§ Set problem
Rewrite every line of the records as a JSON list of strings, one string per line, leaving out blank lines.

────

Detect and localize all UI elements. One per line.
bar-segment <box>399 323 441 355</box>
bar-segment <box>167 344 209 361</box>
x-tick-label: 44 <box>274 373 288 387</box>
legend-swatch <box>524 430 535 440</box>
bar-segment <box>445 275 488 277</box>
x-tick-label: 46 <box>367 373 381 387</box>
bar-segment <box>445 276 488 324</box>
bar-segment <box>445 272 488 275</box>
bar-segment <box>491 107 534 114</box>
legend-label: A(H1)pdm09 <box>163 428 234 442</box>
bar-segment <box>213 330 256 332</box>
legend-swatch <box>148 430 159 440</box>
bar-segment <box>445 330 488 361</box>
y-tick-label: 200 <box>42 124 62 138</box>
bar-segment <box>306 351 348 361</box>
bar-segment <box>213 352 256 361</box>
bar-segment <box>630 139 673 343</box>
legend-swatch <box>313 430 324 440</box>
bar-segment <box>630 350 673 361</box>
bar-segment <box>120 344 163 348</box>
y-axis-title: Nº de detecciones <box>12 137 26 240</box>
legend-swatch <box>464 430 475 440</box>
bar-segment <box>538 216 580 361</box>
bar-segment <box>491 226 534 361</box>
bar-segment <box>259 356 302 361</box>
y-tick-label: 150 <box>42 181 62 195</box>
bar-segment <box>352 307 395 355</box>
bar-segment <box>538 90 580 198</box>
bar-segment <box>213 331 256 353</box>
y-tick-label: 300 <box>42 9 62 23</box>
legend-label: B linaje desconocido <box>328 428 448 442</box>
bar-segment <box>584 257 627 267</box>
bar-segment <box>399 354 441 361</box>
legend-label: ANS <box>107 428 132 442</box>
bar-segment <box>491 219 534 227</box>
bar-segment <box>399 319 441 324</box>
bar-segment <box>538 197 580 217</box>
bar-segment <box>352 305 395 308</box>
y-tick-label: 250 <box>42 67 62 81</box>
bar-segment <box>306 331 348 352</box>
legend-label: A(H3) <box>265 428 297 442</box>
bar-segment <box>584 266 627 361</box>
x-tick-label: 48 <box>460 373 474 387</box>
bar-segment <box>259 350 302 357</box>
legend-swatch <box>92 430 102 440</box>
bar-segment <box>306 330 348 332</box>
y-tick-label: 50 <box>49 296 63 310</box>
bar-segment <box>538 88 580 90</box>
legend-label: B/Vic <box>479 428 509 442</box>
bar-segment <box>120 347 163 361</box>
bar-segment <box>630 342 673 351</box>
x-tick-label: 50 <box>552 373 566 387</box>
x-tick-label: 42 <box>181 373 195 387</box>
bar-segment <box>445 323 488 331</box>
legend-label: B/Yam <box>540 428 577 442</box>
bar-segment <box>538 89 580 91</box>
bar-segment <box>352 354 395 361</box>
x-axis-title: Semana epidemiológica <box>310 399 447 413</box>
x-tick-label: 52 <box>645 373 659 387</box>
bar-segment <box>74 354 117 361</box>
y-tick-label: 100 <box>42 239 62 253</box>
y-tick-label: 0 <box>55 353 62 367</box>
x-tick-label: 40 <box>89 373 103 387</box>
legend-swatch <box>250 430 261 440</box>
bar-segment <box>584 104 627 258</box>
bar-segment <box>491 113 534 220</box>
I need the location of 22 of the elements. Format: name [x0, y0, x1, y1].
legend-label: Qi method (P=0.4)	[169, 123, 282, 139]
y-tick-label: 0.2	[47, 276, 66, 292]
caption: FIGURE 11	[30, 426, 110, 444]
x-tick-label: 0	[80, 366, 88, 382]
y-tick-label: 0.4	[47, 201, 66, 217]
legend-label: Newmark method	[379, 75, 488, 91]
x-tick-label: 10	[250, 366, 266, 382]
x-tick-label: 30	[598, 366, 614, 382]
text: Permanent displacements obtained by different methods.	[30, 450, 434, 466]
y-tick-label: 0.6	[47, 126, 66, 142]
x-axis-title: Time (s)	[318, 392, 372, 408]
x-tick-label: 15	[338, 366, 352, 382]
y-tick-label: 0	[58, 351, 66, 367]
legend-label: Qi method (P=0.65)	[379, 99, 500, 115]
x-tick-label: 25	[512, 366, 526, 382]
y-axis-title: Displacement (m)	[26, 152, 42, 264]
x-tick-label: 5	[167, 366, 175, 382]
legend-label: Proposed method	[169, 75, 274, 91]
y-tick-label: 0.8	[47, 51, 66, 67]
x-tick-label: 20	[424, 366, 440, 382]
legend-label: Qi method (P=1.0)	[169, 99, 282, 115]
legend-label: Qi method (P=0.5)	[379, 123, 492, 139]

────

§ Exercise response
[
  "Detect and localize all UI elements. One per line.",
  "bar-segment <box>399 323 441 355</box>",
  "bar-segment <box>167 344 209 361</box>",
  "x-tick-label: 44 <box>274 373 288 387</box>",
  "legend-swatch <box>524 430 535 440</box>",
  "bar-segment <box>445 275 488 277</box>",
  "x-tick-label: 46 <box>367 373 381 387</box>",
  "bar-segment <box>445 276 488 324</box>",
  "bar-segment <box>445 272 488 275</box>",
  "bar-segment <box>491 107 534 114</box>",
  "legend-label: A(H1)pdm09 <box>163 428 234 442</box>",
  "bar-segment <box>213 330 256 332</box>",
  "legend-swatch <box>148 430 159 440</box>",
  "bar-segment <box>445 330 488 361</box>",
  "y-tick-label: 200 <box>42 124 62 138</box>",
  "bar-segment <box>306 351 348 361</box>",
  "bar-segment <box>213 352 256 361</box>",
  "bar-segment <box>630 139 673 343</box>",
  "legend-swatch <box>313 430 324 440</box>",
  "bar-segment <box>630 350 673 361</box>",
  "bar-segment <box>120 344 163 348</box>",
  "y-axis-title: Nº de detecciones <box>12 137 26 240</box>",
  "legend-swatch <box>464 430 475 440</box>",
  "bar-segment <box>538 216 580 361</box>",
  "bar-segment <box>491 226 534 361</box>",
  "bar-segment <box>259 356 302 361</box>",
  "y-tick-label: 150 <box>42 181 62 195</box>",
  "bar-segment <box>352 307 395 355</box>",
  "bar-segment <box>538 90 580 198</box>",
  "bar-segment <box>213 331 256 353</box>",
  "y-tick-label: 300 <box>42 9 62 23</box>",
  "legend-label: B linaje desconocido <box>328 428 448 442</box>",
  "bar-segment <box>584 257 627 267</box>",
  "bar-segment <box>399 354 441 361</box>",
  "legend-label: ANS <box>107 428 132 442</box>",
  "bar-segment <box>491 219 534 227</box>",
  "bar-segment <box>399 319 441 324</box>",
  "bar-segment <box>538 197 580 217</box>",
  "bar-segment <box>352 305 395 308</box>",
  "y-tick-label: 250 <box>42 67 62 81</box>",
  "bar-segment <box>306 331 348 352</box>",
  "legend-label: A(H3) <box>265 428 297 442</box>",
  "bar-segment <box>584 266 627 361</box>",
  "x-tick-label: 48 <box>460 373 474 387</box>",
  "bar-segment <box>259 350 302 357</box>",
  "legend-swatch <box>92 430 102 440</box>",
  "bar-segment <box>306 330 348 332</box>",
  "y-tick-label: 50 <box>49 296 63 310</box>",
  "bar-segment <box>538 88 580 90</box>",
  "legend-label: B/Vic <box>479 428 509 442</box>",
  "bar-segment <box>120 347 163 361</box>",
  "bar-segment <box>630 342 673 351</box>",
  "x-tick-label: 50 <box>552 373 566 387</box>",
  "x-tick-label: 42 <box>181 373 195 387</box>",
  "bar-segment <box>445 323 488 331</box>",
  "legend-label: B/Yam <box>540 428 577 442</box>",
  "bar-segment <box>538 89 580 91</box>",
  "bar-segment <box>352 354 395 361</box>",
  "x-axis-title: Semana epidemiológica <box>310 399 447 413</box>",
  "x-tick-label: 52 <box>645 373 659 387</box>",
  "bar-segment <box>74 354 117 361</box>",
  "y-tick-label: 100 <box>42 239 62 253</box>",
  "y-tick-label: 0 <box>55 353 62 367</box>",
  "x-tick-label: 40 <box>89 373 103 387</box>",
  "legend-swatch <box>250 430 261 440</box>",
  "bar-segment <box>584 104 627 258</box>",
  "bar-segment <box>491 113 534 220</box>",
  "I need the location of 22 of the elements. Format: name [x0, y0, x1, y1].",
  "legend-label: Qi method (P=0.4)\t[169, 123, 282, 139]",
  "y-tick-label: 0.2\t[47, 276, 66, 292]",
  "caption: FIGURE 11\t[30, 426, 110, 444]",
  "x-tick-label: 0\t[80, 366, 88, 382]",
  "y-tick-label: 0.4\t[47, 201, 66, 217]",
  "legend-label: Newmark method\t[379, 75, 488, 91]",
  "x-tick-label: 10\t[250, 366, 266, 382]",
  "x-tick-label: 30\t[598, 366, 614, 382]",
  "text: Permanent displacements obtained by different methods.\t[30, 450, 434, 466]",
  "y-tick-label: 0.6\t[47, 126, 66, 142]",
  "x-axis-title: Time (s)\t[318, 392, 372, 408]",
  "x-tick-label: 15\t[338, 366, 352, 382]",
  "y-tick-label: 0\t[58, 351, 66, 367]",
  "legend-label: Qi method (P=0.65)\t[379, 99, 500, 115]",
  "x-tick-label: 25\t[512, 366, 526, 382]",
  "y-axis-title: Displacement (m)\t[26, 152, 42, 264]",
  "x-tick-label: 5\t[167, 366, 175, 382]",
  "legend-label: Proposed method\t[169, 75, 274, 91]",
  "y-tick-label: 0.8\t[47, 51, 66, 67]",
  "x-tick-label: 20\t[424, 366, 440, 382]",
  "legend-label: Qi method (P=1.0)\t[169, 99, 282, 115]",
  "legend-label: Qi method (P=0.5)\t[379, 123, 492, 139]"
]